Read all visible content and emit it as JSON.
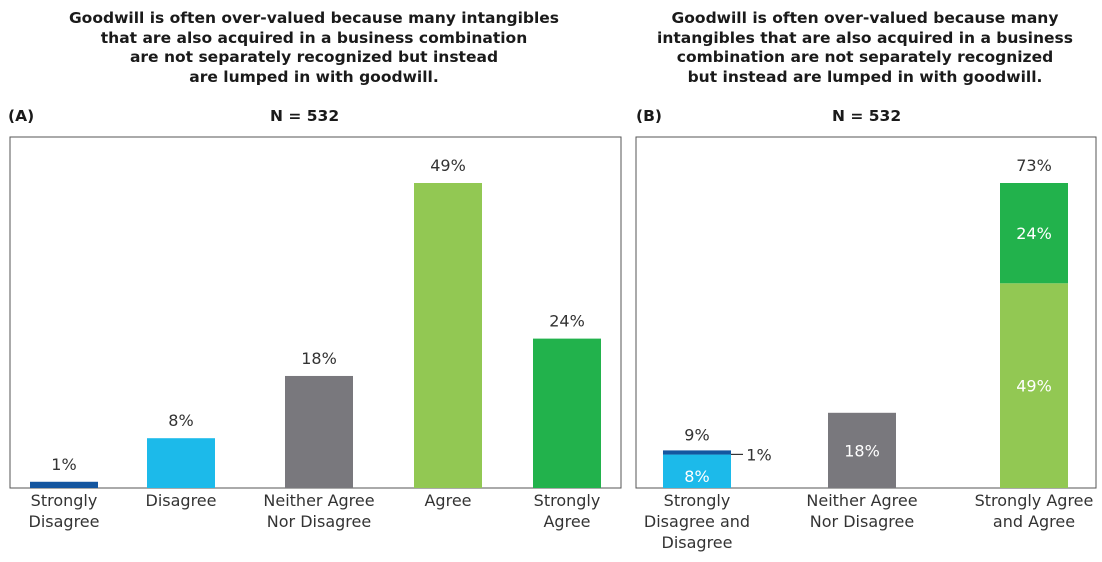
{
  "colors": {
    "strongly_disagree": "#1456a0",
    "disagree": "#1cbaea",
    "neither": "#79787d",
    "agree": "#92c853",
    "strongly_agree": "#22b24c",
    "text": "#333333",
    "frame": "#555555"
  },
  "chart_data": [
    {
      "id": "A",
      "type": "bar",
      "panel_label": "(A)",
      "title": [
        "Goodwill is often over-valued because many intangibles",
        "that are also acquired in a business combination",
        "are not separately recognized but instead",
        "are lumped in with goodwill."
      ],
      "subtitle": "N = 532",
      "categories": [
        [
          "Strongly",
          "Disagree"
        ],
        [
          "Disagree"
        ],
        [
          "Neither Agree",
          "Nor Disagree"
        ],
        [
          "Agree"
        ],
        [
          "Strongly",
          "Agree"
        ]
      ],
      "values": [
        1,
        8,
        18,
        49,
        24
      ],
      "labels": [
        "1%",
        "8%",
        "18%",
        "49%",
        "24%"
      ],
      "colors": [
        "#1456a0",
        "#1cbaea",
        "#79787d",
        "#92c853",
        "#22b24c"
      ],
      "ylim": [
        0,
        60
      ],
      "grid": false,
      "legend": "none"
    },
    {
      "id": "B",
      "type": "bar",
      "stacked": true,
      "panel_label": "(B)",
      "title": [
        "Goodwill is often over-valued because many",
        "intangibles that are also  acquired in a business",
        "combination are not separately recognized",
        "but instead are lumped in with goodwill."
      ],
      "subtitle": "N = 532",
      "categories": [
        [
          "Strongly",
          "Disagree and",
          "Disagree"
        ],
        [
          "Neither Agree",
          "Nor Disagree"
        ],
        [
          "Strongly Agree",
          "and Agree"
        ]
      ],
      "series": [
        {
          "values": [
            8,
            18,
            49
          ],
          "labels": [
            "8%",
            "18%",
            "49%"
          ],
          "colors": [
            "#1cbaea",
            "#79787d",
            "#92c853"
          ]
        },
        {
          "values": [
            1,
            0,
            24
          ],
          "labels": [
            "1%",
            "",
            "24%"
          ],
          "colors": [
            "#1456a0",
            "#79787d",
            "#22b24c"
          ]
        }
      ],
      "totals": [
        9,
        18,
        73
      ],
      "total_labels": [
        "9%",
        "",
        "73%"
      ],
      "ylim": [
        0,
        90
      ],
      "grid": false,
      "legend": "none"
    }
  ]
}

**EXERCISE AIM**
Repeat the records word for word. Any picture in them should be left out.

**TASK RESPONSE**
Read all visible content and emit it as JSON.
{
  "colors": {
    "strongly_disagree": "#1456a0",
    "disagree": "#1cbaea",
    "neither": "#79787d",
    "agree": "#92c853",
    "strongly_agree": "#22b24c",
    "text": "#333333",
    "frame": "#555555"
  },
  "chart_data": [
    {
      "id": "A",
      "type": "bar",
      "panel_label": "(A)",
      "title": [
        "Goodwill is often over-valued because many intangibles",
        "that are also acquired in a business combination",
        "are not separately recognized but instead",
        "are lumped in with goodwill."
      ],
      "subtitle": "N = 532",
      "categories": [
        [
          "Strongly",
          "Disagree"
        ],
        [
          "Disagree"
        ],
        [
          "Neither Agree",
          "Nor Disagree"
        ],
        [
          "Agree"
        ],
        [
          "Strongly",
          "Agree"
        ]
      ],
      "values": [
        1,
        8,
        18,
        49,
        24
      ],
      "labels": [
        "1%",
        "8%",
        "18%",
        "49%",
        "24%"
      ],
      "colors": [
        "#1456a0",
        "#1cbaea",
        "#79787d",
        "#92c853",
        "#22b24c"
      ],
      "ylim": [
        0,
        60
      ],
      "grid": false,
      "legend": "none"
    },
    {
      "id": "B",
      "type": "bar",
      "stacked": true,
      "panel_label": "(B)",
      "title": [
        "Goodwill is often over-valued because many",
        "intangibles that are also  acquired in a business",
        "combination are not separately recognized",
        "but instead are lumped in with goodwill."
      ],
      "subtitle": "N = 532",
      "categories": [
        [
          "Strongly",
          "Disagree and",
          "Disagree"
        ],
        [
          "Neither Agree",
          "Nor Disagree"
        ],
        [
          "Strongly Agree",
          "and Agree"
        ]
      ],
      "series": [
        {
          "values": [
            8,
            18,
            49
          ],
          "labels": [
            "8%",
            "18%",
            "49%"
          ],
          "colors": [
            "#1cbaea",
            "#79787d",
            "#92c853"
          ]
        },
        {
          "values": [
            1,
            0,
            24
          ],
          "labels": [
            "1%",
            "",
            "24%"
          ],
          "colors": [
            "#1456a0",
            "#79787d",
            "#22b24c"
          ]
        }
      ],
      "totals": [
        9,
        18,
        73
      ],
      "total_labels": [
        "9%",
        "",
        "73%"
      ],
      "ylim": [
        0,
        90
      ],
      "grid": false,
      "legend": "none"
    }
  ]
}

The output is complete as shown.